● What the exercise asks: Print a faithful copy of the data below, word for word, with the pictures left out.

Records from a data collection:
=== Begin Enclosure ===
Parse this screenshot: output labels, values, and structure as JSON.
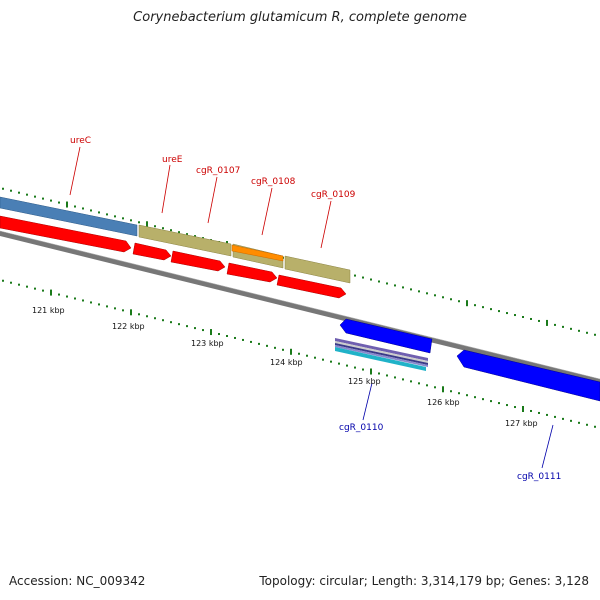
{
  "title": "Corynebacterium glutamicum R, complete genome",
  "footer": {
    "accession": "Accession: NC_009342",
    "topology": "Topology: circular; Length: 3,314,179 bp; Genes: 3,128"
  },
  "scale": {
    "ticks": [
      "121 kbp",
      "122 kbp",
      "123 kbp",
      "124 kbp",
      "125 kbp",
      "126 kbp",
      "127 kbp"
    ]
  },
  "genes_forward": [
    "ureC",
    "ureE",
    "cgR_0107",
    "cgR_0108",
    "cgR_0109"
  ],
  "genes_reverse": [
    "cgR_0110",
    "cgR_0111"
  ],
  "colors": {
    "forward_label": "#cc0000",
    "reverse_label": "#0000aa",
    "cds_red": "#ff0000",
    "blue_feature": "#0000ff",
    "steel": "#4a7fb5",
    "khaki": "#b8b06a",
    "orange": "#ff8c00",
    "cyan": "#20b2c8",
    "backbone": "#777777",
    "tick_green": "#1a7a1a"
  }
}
=== End Enclosure ===
● Solution to the problem:
Parse this screenshot: output labels, values, and structure as JSON.
{
  "title": "Corynebacterium glutamicum R, complete genome",
  "footer": {
    "accession": "Accession: NC_009342",
    "topology": "Topology: circular; Length: 3,314,179 bp; Genes: 3,128"
  },
  "scale": {
    "ticks": [
      "121 kbp",
      "122 kbp",
      "123 kbp",
      "124 kbp",
      "125 kbp",
      "126 kbp",
      "127 kbp"
    ]
  },
  "genes_forward": [
    "ureC",
    "ureE",
    "cgR_0107",
    "cgR_0108",
    "cgR_0109"
  ],
  "genes_reverse": [
    "cgR_0110",
    "cgR_0111"
  ],
  "colors": {
    "forward_label": "#cc0000",
    "reverse_label": "#0000aa",
    "cds_red": "#ff0000",
    "blue_feature": "#0000ff",
    "steel": "#4a7fb5",
    "khaki": "#b8b06a",
    "orange": "#ff8c00",
    "cyan": "#20b2c8",
    "backbone": "#777777",
    "tick_green": "#1a7a1a"
  }
}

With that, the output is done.